Data for processing
--------------------
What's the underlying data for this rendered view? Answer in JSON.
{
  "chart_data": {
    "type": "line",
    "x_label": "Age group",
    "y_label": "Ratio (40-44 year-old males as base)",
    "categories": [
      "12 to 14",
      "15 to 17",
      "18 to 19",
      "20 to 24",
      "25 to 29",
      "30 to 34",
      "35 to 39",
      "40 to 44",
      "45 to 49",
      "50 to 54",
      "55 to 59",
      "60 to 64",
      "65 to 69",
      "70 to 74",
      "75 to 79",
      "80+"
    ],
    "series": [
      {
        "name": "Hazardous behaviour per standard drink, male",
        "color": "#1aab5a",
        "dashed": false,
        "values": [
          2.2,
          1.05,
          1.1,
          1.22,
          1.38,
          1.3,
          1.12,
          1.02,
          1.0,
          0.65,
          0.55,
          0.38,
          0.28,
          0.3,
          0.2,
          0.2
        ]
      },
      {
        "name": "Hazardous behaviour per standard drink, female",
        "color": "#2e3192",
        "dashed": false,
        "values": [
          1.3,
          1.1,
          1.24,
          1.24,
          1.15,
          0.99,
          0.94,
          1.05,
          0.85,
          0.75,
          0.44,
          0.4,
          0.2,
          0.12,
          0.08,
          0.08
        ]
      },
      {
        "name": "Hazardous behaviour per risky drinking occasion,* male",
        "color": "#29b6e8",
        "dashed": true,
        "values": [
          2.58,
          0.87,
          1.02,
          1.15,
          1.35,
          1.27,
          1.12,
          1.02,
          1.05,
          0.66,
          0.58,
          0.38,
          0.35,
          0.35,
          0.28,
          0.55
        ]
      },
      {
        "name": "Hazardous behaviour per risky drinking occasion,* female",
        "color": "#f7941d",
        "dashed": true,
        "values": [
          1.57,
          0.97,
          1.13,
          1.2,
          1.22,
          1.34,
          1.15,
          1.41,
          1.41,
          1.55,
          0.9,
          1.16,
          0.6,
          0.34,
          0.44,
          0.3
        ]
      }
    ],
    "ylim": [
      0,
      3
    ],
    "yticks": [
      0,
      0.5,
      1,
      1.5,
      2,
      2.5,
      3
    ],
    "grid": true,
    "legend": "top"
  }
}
--------------------
Exercise brief
Pull out each line containing the word "Hazardous" and copy it.

Final result
        "name": "Hazardous behaviour per standard drink, male",
        "name": "Hazardous behaviour per standard drink, female",
        "name": "Hazardous behaviour per risky drinking occasion,* male",
        "name": "Hazardous behaviour per risky drinking occasion,* female",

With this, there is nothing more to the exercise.